Could you give the listing, from its first line through the line containing "series-9-point: [2116, 1404, 2142, 1430]", as a numbered list, skipping any blank lines?

**Bounding box annotations**
"""

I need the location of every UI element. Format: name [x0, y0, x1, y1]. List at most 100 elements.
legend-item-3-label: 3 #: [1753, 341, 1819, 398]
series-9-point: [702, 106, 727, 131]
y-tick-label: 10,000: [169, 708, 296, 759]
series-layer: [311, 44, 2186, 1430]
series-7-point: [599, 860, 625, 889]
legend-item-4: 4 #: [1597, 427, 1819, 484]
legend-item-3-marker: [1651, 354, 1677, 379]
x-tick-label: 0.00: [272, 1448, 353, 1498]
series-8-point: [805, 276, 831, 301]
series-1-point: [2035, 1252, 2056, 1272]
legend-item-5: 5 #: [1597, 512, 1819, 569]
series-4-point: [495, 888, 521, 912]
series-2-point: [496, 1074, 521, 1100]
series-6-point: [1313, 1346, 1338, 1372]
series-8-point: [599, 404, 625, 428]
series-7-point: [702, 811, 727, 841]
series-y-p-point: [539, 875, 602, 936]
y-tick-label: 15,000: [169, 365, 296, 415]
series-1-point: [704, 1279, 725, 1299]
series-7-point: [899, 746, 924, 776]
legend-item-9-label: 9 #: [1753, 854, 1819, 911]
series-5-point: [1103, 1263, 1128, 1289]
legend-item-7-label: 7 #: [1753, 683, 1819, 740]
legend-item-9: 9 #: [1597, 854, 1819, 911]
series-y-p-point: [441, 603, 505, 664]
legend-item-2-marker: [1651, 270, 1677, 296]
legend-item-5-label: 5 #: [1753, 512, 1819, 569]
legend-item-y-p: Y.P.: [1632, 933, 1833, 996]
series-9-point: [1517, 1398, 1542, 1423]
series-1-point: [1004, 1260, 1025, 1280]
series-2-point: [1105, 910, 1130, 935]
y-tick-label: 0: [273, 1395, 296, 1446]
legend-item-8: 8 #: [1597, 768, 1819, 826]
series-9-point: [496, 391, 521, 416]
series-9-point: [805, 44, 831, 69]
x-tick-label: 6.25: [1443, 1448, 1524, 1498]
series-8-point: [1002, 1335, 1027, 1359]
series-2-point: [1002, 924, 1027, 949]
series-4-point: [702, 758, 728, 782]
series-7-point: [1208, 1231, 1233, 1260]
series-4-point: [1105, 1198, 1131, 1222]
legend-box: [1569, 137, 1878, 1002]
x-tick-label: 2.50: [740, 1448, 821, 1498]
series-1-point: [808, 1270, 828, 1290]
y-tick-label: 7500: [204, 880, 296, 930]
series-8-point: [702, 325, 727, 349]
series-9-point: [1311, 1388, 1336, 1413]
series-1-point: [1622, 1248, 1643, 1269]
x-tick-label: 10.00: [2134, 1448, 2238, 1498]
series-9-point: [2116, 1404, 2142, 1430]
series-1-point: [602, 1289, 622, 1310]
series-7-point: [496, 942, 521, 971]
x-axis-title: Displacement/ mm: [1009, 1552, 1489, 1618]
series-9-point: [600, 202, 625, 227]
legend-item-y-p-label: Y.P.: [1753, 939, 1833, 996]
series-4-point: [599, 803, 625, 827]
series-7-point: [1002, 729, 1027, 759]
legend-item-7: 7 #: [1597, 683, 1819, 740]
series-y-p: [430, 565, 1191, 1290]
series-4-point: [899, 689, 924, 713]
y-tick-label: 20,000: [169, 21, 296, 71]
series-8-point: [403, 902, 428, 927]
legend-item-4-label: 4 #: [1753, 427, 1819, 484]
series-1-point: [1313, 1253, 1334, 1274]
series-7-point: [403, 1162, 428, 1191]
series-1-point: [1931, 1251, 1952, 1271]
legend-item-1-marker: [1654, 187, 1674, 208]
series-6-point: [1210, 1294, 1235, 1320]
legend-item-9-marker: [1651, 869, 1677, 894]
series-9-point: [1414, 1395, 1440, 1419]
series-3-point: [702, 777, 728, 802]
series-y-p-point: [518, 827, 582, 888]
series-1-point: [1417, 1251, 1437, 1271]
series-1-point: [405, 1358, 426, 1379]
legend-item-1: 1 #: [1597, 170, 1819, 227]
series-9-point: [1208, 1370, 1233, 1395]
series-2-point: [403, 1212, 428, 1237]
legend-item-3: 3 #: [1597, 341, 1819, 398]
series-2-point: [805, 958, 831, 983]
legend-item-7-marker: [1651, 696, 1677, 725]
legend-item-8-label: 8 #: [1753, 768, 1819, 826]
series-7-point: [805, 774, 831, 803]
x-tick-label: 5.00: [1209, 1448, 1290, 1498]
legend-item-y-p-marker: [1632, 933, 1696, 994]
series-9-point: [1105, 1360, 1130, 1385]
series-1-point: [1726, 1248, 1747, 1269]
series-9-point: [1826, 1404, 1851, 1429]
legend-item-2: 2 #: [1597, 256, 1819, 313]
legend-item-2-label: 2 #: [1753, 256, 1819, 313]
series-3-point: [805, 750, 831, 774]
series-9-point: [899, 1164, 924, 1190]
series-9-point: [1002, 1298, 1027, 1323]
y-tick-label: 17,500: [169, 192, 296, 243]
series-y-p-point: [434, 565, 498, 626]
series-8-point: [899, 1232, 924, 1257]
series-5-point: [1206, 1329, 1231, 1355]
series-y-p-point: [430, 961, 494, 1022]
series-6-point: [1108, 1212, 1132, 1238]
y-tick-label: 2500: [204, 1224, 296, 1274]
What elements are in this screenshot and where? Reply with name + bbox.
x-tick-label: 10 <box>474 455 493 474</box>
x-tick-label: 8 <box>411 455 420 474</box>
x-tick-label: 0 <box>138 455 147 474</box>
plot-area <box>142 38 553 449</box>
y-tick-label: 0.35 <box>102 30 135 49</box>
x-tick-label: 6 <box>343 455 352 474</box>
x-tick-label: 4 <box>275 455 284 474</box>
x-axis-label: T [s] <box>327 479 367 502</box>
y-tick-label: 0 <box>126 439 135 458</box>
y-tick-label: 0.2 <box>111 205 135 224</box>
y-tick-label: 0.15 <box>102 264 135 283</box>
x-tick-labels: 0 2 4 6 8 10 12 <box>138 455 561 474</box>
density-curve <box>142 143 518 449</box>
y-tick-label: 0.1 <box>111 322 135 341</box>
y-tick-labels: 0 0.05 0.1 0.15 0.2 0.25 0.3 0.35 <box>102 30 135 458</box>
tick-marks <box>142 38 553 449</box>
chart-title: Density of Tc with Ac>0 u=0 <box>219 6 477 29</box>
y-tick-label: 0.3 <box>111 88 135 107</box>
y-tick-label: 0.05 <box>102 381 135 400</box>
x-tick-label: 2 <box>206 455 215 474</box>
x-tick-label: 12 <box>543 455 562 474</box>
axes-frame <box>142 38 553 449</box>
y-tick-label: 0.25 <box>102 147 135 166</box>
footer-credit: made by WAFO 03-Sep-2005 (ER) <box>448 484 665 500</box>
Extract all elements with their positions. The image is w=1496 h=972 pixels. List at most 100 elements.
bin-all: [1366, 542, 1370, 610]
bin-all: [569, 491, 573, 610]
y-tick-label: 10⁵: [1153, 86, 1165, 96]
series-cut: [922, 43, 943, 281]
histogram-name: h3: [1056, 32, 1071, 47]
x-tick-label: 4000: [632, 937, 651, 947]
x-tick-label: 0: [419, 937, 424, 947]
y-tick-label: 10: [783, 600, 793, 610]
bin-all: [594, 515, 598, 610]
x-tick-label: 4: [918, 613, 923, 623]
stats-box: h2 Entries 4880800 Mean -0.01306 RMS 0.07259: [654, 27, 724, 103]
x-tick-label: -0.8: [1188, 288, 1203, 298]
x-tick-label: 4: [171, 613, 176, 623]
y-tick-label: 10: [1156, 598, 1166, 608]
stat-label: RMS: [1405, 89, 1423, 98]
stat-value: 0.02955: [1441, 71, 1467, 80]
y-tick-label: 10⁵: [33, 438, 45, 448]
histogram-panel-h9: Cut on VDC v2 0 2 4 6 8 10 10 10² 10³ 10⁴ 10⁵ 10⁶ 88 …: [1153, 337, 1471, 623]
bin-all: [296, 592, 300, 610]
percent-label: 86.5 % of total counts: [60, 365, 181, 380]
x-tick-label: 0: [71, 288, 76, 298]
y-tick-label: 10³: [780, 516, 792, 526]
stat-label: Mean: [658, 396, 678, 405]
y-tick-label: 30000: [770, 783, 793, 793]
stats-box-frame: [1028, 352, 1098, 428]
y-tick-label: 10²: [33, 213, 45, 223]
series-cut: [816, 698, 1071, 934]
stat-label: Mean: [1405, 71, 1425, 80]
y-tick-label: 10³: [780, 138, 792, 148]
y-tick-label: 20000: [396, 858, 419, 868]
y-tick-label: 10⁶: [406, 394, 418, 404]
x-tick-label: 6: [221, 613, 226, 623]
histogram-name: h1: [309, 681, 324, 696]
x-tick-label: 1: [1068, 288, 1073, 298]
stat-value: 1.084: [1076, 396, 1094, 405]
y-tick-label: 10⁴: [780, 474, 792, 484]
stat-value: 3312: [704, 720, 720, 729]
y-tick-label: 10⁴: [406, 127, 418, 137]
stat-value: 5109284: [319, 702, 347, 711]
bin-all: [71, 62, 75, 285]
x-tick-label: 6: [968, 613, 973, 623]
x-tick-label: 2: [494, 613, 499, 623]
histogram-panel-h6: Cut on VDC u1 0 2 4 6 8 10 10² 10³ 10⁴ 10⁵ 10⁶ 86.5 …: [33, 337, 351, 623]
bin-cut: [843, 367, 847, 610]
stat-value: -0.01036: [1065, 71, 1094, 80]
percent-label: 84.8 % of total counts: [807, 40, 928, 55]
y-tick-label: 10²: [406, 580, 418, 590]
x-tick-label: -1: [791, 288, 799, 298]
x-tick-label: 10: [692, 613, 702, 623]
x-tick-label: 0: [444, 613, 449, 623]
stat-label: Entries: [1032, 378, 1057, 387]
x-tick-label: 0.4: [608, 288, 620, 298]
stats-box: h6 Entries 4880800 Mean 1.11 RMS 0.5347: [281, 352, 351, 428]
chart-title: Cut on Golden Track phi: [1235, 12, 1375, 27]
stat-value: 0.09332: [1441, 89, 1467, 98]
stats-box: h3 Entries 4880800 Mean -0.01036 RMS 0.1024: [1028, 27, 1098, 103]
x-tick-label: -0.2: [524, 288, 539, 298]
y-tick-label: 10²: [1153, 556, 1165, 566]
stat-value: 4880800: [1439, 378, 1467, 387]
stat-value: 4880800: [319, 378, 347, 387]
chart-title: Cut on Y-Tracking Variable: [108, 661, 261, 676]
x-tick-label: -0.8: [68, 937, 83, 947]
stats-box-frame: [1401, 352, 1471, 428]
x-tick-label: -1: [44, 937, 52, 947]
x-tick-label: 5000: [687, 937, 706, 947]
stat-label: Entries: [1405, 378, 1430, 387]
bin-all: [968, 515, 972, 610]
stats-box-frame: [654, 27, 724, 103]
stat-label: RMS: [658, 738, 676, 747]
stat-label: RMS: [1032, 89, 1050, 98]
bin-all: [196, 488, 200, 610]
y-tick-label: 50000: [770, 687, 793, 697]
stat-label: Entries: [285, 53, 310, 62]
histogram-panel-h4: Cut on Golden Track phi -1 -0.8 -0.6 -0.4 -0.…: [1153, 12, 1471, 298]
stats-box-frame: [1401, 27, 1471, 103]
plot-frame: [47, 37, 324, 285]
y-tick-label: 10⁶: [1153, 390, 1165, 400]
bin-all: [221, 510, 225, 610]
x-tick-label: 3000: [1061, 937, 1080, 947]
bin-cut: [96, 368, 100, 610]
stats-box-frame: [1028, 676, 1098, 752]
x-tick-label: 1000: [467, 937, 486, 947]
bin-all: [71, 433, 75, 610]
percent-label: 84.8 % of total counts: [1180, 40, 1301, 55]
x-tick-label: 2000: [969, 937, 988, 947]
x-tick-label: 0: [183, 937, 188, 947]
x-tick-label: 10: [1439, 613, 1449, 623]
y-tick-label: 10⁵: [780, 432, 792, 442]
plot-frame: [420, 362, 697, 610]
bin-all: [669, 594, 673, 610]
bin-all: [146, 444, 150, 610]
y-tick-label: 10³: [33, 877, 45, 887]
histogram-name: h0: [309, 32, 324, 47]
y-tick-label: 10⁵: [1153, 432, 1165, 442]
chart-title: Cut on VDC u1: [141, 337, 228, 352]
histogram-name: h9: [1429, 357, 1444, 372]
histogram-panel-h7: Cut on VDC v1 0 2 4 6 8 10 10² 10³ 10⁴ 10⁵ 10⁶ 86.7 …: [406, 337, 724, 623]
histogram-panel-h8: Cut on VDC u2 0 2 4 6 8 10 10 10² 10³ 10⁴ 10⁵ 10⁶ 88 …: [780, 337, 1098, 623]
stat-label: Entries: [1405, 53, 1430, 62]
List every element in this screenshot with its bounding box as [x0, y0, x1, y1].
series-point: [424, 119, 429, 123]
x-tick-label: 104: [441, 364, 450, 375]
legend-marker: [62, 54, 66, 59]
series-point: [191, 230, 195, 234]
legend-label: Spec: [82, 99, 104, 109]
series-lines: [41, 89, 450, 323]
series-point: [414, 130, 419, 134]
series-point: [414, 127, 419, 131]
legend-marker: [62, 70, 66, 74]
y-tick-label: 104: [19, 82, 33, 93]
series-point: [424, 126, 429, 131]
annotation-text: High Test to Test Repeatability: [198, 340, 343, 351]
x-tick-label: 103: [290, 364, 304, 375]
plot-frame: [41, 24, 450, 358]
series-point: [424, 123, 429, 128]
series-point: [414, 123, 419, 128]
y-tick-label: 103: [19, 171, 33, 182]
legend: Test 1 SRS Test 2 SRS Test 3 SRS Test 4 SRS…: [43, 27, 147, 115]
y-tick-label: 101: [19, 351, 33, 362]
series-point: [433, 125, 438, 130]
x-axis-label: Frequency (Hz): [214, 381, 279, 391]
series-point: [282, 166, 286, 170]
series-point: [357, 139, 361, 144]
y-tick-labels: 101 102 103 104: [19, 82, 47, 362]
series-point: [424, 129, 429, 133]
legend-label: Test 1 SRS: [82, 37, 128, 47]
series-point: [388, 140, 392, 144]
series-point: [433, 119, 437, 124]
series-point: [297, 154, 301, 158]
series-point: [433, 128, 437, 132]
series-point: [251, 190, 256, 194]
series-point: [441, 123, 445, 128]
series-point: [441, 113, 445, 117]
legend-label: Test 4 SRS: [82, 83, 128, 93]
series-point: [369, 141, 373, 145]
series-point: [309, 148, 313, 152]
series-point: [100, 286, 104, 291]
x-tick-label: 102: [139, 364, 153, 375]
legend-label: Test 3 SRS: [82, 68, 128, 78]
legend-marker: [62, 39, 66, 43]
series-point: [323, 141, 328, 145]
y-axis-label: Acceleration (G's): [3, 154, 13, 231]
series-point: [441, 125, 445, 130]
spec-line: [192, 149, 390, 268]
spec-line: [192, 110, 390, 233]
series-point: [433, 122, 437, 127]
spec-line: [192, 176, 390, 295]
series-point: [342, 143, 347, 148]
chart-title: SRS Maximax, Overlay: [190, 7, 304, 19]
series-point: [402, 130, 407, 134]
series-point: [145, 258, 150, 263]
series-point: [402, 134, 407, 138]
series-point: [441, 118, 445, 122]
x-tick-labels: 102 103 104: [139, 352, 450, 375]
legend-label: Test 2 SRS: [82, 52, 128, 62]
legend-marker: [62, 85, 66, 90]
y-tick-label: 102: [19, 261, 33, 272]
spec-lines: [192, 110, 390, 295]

"""

**Response**
1. I need the location of every UI element. Format: name [x0, y0, x1, y1]. List at most 100 elements.
2. legend-item-3-label: 3 #: [1753, 341, 1819, 398]
3. series-9-point: [702, 106, 727, 131]
4. y-tick-label: 10,000: [169, 708, 296, 759]
5. series-layer: [311, 44, 2186, 1430]
6. series-7-point: [599, 860, 625, 889]
7. legend-item-4: 4 #: [1597, 427, 1819, 484]
8. legend-item-3-marker: [1651, 354, 1677, 379]
9. x-tick-label: 0.00: [272, 1448, 353, 1498]
10. series-8-point: [805, 276, 831, 301]
11. series-1-point: [2035, 1252, 2056, 1272]
12. legend-item-5: 5 #: [1597, 512, 1819, 569]
13. series-4-point: [495, 888, 521, 912]
14. series-2-point: [496, 1074, 521, 1100]
15. series-6-point: [1313, 1346, 1338, 1372]
16. series-8-point: [599, 404, 625, 428]
17. series-7-point: [702, 811, 727, 841]
18. series-y-p-point: [539, 875, 602, 936]
19. y-tick-label: 15,000: [169, 365, 296, 415]
20. series-1-point: [704, 1279, 725, 1299]
21. series-7-point: [899, 746, 924, 776]
22. legend-item-9-label: 9 #: [1753, 854, 1819, 911]
23. series-5-point: [1103, 1263, 1128, 1289]
24. legend-item-7-label: 7 #: [1753, 683, 1819, 740]
25. legend-item-9: 9 #: [1597, 854, 1819, 911]
26. series-y-p-point: [441, 603, 505, 664]
27. legend-item-2-marker: [1651, 270, 1677, 296]
28. legend-item-5-label: 5 #: [1753, 512, 1819, 569]
29. legend-item-y-p: Y.P.: [1632, 933, 1833, 996]
30. series-9-point: [1517, 1398, 1542, 1423]
31. series-1-point: [1004, 1260, 1025, 1280]
32. series-2-point: [1105, 910, 1130, 935]
33. y-tick-label: 0: [273, 1395, 296, 1446]
34. legend-item-8: 8 #: [1597, 768, 1819, 826]
35. series-9-point: [496, 391, 521, 416]
36. series-9-point: [805, 44, 831, 69]
37. x-tick-label: 6.25: [1443, 1448, 1524, 1498]
38. series-8-point: [1002, 1335, 1027, 1359]
39. series-2-point: [1002, 924, 1027, 949]
40. series-4-point: [702, 758, 728, 782]
41. series-7-point: [1208, 1231, 1233, 1260]
42. series-4-point: [1105, 1198, 1131, 1222]
43. legend-box: [1569, 137, 1878, 1002]
44. x-tick-label: 2.50: [740, 1448, 821, 1498]
45. series-1-point: [808, 1270, 828, 1290]
46. y-tick-label: 7500: [204, 880, 296, 930]
47. series-8-point: [702, 325, 727, 349]
48. series-9-point: [1311, 1388, 1336, 1413]
49. series-1-point: [1622, 1248, 1643, 1269]
50. x-tick-label: 10.00: [2134, 1448, 2238, 1498]
51. series-9-point: [2116, 1404, 2142, 1430]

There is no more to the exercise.